To be done: Copy out all the lines where "Load" shows up.

Stored dataset items:

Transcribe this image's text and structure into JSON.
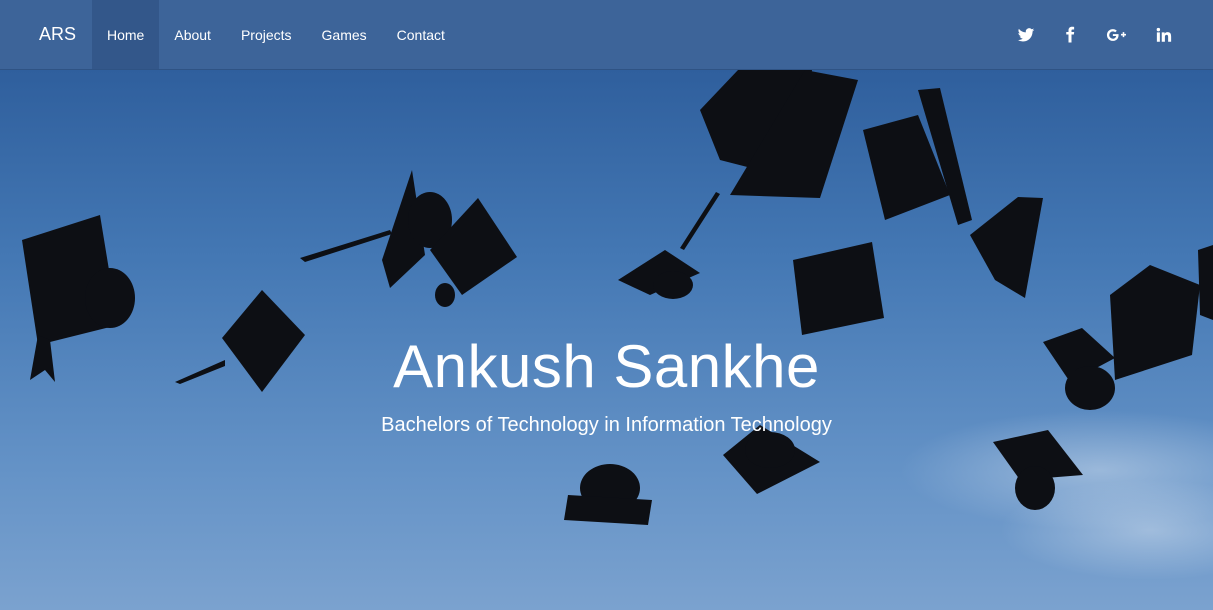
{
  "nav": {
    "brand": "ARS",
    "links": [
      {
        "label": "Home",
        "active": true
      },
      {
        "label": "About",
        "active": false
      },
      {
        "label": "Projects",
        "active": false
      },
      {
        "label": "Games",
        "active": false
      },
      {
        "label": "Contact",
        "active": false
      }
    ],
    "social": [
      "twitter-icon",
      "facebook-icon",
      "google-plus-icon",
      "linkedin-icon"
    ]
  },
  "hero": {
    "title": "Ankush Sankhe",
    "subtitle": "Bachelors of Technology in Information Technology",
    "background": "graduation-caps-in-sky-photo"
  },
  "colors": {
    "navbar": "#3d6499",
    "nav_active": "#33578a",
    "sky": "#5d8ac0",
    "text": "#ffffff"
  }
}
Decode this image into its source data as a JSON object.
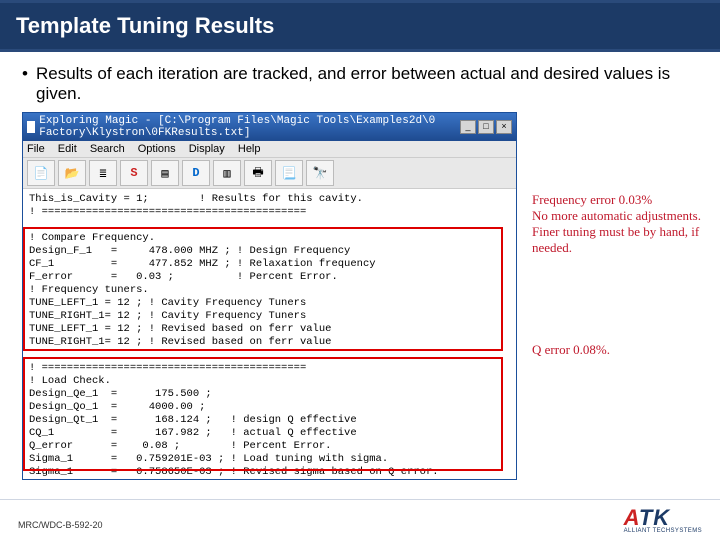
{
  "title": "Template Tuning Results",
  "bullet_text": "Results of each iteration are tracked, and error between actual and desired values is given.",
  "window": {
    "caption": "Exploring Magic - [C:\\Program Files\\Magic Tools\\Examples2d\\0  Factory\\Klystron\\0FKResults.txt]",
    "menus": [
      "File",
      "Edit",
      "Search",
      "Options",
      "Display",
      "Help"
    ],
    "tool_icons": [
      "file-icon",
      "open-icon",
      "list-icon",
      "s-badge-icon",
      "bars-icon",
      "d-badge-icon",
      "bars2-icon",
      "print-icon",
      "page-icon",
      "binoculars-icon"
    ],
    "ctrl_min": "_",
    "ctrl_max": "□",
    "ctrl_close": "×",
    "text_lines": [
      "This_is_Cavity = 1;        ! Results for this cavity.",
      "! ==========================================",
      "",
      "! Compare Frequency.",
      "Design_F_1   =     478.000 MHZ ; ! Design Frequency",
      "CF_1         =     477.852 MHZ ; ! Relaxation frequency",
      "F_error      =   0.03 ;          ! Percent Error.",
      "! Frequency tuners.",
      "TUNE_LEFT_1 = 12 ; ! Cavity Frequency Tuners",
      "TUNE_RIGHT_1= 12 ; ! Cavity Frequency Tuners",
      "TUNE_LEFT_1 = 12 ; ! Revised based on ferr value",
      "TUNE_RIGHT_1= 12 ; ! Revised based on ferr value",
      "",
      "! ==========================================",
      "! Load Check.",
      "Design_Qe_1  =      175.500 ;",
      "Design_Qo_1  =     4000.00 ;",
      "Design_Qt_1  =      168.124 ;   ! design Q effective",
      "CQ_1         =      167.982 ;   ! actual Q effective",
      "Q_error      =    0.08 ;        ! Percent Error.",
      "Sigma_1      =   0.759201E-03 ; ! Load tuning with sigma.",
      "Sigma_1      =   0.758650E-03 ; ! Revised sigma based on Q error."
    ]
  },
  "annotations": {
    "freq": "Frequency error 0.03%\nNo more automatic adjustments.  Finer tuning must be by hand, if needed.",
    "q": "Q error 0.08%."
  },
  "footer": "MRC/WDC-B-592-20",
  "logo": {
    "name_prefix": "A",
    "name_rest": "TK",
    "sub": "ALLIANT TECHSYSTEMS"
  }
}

Full answer:
      "! Load Check.",
      "Sigma_1      =   0.759201E-03 ; ! Load tuning with sigma.",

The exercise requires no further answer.